- _Challenge_
Pull every line of the entries that has the word "this".

- _Record set_
-.-.-

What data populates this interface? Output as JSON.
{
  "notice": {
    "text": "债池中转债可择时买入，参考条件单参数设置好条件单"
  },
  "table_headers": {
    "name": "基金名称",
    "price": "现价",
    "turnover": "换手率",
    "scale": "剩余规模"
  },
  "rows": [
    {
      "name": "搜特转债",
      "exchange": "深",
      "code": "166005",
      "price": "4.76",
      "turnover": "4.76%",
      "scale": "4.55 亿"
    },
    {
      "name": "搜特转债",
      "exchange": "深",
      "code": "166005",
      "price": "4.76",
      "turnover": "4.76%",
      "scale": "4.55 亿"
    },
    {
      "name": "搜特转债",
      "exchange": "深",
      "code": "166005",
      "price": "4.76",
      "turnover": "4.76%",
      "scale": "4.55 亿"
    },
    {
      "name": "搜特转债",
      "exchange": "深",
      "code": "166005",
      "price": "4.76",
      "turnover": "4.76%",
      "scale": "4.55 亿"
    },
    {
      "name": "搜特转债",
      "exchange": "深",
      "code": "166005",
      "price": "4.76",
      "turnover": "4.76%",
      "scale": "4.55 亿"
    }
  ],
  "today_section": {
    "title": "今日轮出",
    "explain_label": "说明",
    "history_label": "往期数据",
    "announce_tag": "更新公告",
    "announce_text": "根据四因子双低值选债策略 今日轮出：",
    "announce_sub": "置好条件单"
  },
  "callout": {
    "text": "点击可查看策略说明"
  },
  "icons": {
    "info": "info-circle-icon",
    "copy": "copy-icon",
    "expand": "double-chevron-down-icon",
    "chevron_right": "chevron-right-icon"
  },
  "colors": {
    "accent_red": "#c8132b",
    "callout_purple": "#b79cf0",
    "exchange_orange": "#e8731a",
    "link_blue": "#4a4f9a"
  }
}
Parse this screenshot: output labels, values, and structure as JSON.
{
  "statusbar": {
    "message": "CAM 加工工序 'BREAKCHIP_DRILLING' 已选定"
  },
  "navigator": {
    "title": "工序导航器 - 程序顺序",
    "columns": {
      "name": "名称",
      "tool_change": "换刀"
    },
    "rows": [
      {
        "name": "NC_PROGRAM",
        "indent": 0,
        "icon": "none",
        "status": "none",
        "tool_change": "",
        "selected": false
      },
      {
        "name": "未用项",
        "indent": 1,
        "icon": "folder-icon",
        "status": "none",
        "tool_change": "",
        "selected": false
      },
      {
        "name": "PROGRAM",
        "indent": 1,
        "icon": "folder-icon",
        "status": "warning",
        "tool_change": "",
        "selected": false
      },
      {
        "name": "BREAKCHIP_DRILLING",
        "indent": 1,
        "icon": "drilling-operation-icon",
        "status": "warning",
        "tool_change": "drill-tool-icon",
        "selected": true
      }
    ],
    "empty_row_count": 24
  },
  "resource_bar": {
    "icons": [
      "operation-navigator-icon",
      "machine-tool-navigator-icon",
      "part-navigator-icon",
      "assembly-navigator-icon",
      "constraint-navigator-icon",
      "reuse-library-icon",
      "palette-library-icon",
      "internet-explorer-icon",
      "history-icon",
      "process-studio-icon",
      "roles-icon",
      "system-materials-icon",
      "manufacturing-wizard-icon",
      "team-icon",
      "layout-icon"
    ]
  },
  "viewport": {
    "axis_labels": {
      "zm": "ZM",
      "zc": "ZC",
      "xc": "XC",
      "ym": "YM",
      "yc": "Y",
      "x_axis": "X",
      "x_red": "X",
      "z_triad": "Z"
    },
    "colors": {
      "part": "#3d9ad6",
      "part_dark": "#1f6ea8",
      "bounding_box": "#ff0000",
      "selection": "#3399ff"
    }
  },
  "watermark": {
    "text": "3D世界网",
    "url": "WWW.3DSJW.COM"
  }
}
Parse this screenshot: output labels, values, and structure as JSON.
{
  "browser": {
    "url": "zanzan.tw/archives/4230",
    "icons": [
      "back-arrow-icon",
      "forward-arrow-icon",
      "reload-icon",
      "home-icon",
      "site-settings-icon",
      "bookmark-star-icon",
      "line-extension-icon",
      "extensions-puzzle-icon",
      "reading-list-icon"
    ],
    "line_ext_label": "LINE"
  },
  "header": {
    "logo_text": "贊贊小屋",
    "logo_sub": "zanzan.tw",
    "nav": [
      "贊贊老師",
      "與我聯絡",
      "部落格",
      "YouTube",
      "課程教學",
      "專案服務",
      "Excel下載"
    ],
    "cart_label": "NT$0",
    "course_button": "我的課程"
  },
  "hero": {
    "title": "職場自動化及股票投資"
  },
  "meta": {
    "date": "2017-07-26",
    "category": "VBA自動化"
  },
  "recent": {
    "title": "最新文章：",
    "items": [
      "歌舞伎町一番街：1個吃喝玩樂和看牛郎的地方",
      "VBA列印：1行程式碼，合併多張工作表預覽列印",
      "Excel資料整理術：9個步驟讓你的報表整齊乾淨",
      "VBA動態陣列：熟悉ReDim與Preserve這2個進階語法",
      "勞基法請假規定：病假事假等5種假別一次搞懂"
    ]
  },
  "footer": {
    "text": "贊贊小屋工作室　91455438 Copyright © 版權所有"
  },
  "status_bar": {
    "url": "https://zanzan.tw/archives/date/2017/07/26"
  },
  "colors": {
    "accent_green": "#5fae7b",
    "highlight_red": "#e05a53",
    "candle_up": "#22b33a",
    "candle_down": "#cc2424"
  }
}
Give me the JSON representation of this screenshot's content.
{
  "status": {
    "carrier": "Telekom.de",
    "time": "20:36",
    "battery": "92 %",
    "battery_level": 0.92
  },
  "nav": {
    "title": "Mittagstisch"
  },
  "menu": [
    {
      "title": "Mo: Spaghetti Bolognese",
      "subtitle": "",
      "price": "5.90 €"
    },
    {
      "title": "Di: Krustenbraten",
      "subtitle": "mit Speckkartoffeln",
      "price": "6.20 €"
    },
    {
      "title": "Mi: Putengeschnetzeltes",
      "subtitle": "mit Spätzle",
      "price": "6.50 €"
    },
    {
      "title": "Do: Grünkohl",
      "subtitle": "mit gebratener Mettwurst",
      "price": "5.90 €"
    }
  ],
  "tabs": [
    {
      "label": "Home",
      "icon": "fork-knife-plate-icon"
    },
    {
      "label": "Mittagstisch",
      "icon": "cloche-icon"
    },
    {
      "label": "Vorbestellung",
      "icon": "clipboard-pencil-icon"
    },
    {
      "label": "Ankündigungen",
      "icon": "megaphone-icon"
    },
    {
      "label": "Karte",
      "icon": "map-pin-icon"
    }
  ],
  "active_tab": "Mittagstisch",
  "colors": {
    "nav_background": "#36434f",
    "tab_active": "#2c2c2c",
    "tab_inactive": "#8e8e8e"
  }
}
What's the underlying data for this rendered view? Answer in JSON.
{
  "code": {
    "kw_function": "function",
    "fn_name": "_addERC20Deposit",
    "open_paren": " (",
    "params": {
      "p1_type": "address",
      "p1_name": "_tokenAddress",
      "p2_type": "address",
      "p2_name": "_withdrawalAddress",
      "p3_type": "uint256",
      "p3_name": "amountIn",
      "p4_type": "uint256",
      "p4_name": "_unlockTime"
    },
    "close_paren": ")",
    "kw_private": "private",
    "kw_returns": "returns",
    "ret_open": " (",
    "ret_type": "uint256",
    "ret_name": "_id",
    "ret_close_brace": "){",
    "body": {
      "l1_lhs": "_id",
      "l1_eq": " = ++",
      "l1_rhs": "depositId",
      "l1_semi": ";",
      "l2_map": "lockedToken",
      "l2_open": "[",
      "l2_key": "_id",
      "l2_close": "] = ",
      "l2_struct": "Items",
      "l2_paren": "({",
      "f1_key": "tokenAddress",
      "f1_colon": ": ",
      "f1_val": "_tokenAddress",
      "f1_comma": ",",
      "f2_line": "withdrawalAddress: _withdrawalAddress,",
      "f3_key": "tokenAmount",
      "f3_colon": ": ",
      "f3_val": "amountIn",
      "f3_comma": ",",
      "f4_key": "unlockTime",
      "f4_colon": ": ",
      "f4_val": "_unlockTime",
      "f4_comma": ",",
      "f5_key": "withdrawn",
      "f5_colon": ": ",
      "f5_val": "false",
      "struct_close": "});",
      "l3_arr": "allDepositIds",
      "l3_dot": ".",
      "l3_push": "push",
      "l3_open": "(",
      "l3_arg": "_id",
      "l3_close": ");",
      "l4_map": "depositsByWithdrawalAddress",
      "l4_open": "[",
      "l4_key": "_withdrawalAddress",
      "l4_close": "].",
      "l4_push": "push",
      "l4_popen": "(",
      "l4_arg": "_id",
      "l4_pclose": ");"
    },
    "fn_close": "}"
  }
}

-.-.-

- _Written response_
What data populates this interface? Output as JSON.
Parse this screenshot: output labels, values, and structure as JSON.
Parse this screenshot: output labels, values, and structure as JSON.
Give me the JSON representation of this screenshot's content.
What's the underlying data for this rendered view? Answer in JSON.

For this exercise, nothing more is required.